▶ [Task description] Write out the full set of records below exactly.

[Stored data]
Begin

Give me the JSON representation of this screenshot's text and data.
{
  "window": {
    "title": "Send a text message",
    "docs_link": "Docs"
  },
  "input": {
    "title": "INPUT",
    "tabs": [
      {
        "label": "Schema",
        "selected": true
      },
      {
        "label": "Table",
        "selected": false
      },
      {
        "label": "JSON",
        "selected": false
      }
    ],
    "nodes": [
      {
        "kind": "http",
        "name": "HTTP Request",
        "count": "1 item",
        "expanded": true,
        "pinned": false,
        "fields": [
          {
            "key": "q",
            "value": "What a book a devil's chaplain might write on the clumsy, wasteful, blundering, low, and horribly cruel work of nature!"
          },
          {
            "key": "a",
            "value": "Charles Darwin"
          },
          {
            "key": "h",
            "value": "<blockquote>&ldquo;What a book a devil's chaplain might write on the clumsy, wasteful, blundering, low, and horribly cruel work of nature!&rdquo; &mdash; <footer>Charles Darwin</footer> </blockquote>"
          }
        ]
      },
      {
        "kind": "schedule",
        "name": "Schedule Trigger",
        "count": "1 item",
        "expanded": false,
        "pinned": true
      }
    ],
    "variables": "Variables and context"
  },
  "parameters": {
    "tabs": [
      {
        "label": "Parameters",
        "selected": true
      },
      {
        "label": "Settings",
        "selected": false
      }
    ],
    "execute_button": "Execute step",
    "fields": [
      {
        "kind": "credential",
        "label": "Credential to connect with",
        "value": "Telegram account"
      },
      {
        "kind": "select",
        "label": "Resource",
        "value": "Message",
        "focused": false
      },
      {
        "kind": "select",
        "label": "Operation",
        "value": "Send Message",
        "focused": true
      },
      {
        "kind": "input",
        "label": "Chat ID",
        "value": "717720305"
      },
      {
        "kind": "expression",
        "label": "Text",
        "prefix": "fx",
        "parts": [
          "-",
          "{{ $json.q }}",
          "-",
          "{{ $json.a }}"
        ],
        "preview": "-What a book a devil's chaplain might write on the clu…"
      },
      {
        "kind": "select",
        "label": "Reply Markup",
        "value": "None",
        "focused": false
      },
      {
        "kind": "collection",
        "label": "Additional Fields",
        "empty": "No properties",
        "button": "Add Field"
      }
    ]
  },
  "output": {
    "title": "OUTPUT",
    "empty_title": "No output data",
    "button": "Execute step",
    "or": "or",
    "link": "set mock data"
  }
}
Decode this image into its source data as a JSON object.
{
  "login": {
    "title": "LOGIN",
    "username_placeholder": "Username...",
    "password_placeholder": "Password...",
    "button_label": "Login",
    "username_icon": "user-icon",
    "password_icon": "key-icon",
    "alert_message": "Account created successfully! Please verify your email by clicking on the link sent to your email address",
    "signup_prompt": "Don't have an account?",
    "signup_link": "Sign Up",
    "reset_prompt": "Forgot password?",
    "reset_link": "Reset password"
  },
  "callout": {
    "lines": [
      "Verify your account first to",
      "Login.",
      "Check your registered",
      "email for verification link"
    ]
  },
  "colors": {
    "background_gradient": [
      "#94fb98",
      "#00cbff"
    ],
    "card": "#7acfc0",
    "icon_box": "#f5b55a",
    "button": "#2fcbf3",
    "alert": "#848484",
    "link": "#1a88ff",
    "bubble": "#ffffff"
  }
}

End

▶ [Solution to the problem]
Give me the JSON representation of this screenshot's text and data.
{
  "window": {
    "title": "Send a text message",
    "docs_link": "Docs"
  },
  "input": {
    "title": "INPUT",
    "tabs": [
      {
        "label": "Schema",
        "selected": true
      },
      {
        "label": "Table",
        "selected": false
      },
      {
        "label": "JSON",
        "selected": false
      }
    ],
    "nodes": [
      {
        "kind": "http",
        "name": "HTTP Request",
        "count": "1 item",
        "expanded": true,
        "pinned": false,
        "fields": [
          {
            "key": "q",
            "value": "What a book a devil's chaplain might write on the clumsy, wasteful, blundering, low, and horribly cruel work of nature!"
          },
          {
            "key": "a",
            "value": "Charles Darwin"
          },
          {
            "key": "h",
            "value": "<blockquote>&ldquo;What a book a devil's chaplain might write on the clumsy, wasteful, blundering, low, and horribly cruel work of nature!&rdquo; &mdash; <footer>Charles Darwin</footer> </blockquote>"
          }
        ]
      },
      {
        "kind": "schedule",
        "name": "Schedule Trigger",
        "count": "1 item",
        "expanded": false,
        "pinned": true
      }
    ],
    "variables": "Variables and context"
  },
  "parameters": {
    "tabs": [
      {
        "label": "Parameters",
        "selected": true
      },
      {
        "label": "Settings",
        "selected": false
      }
    ],
    "execute_button": "Execute step",
    "fields": [
      {
        "kind": "credential",
        "label": "Credential to connect with",
        "value": "Telegram account"
      },
      {
        "kind": "select",
        "label": "Resource",
        "value": "Message",
        "focused": false
      },
      {
        "kind": "select",
        "label": "Operation",
        "value": "Send Message",
        "focused": true
      },
      {
        "kind": "input",
        "label": "Chat ID",
        "value": "717720305"
      },
      {
        "kind": "expression",
        "label": "Text",
        "prefix": "fx",
        "parts": [
          "-",
          "{{ $json.q }}",
          "-",
          "{{ $json.a }}"
        ],
        "preview": "-What a book a devil's chaplain might write on the clu…"
      },
      {
        "kind": "select",
        "label": "Reply Markup",
        "value": "None",
        "focused": false
      },
      {
        "kind": "collection",
        "label": "Additional Fields",
        "empty": "No properties",
        "button": "Add Field"
      }
    ]
  },
  "output": {
    "title": "OUTPUT",
    "empty_title": "No output data",
    "button": "Execute step",
    "or": "or",
    "link": "set mock data"
  }
}
Decode this image into its source data as a JSON object.
{
  "login": {
    "title": "LOGIN",
    "username_placeholder": "Username...",
    "password_placeholder": "Password...",
    "button_label": "Login",
    "username_icon": "user-icon",
    "password_icon": "key-icon",
    "alert_message": "Account created successfully! Please verify your email by clicking on the link sent to your email address",
    "signup_prompt": "Don't have an account?",
    "signup_link": "Sign Up",
    "reset_prompt": "Forgot password?",
    "reset_link": "Reset password"
  },
  "callout": {
    "lines": [
      "Verify your account first to",
      "Login.",
      "Check your registered",
      "email for verification link"
    ]
  },
  "colors": {
    "background_gradient": [
      "#94fb98",
      "#00cbff"
    ],
    "card": "#7acfc0",
    "icon_box": "#f5b55a",
    "button": "#2fcbf3",
    "alert": "#848484",
    "link": "#1a88ff",
    "bubble": "#ffffff"
  }
}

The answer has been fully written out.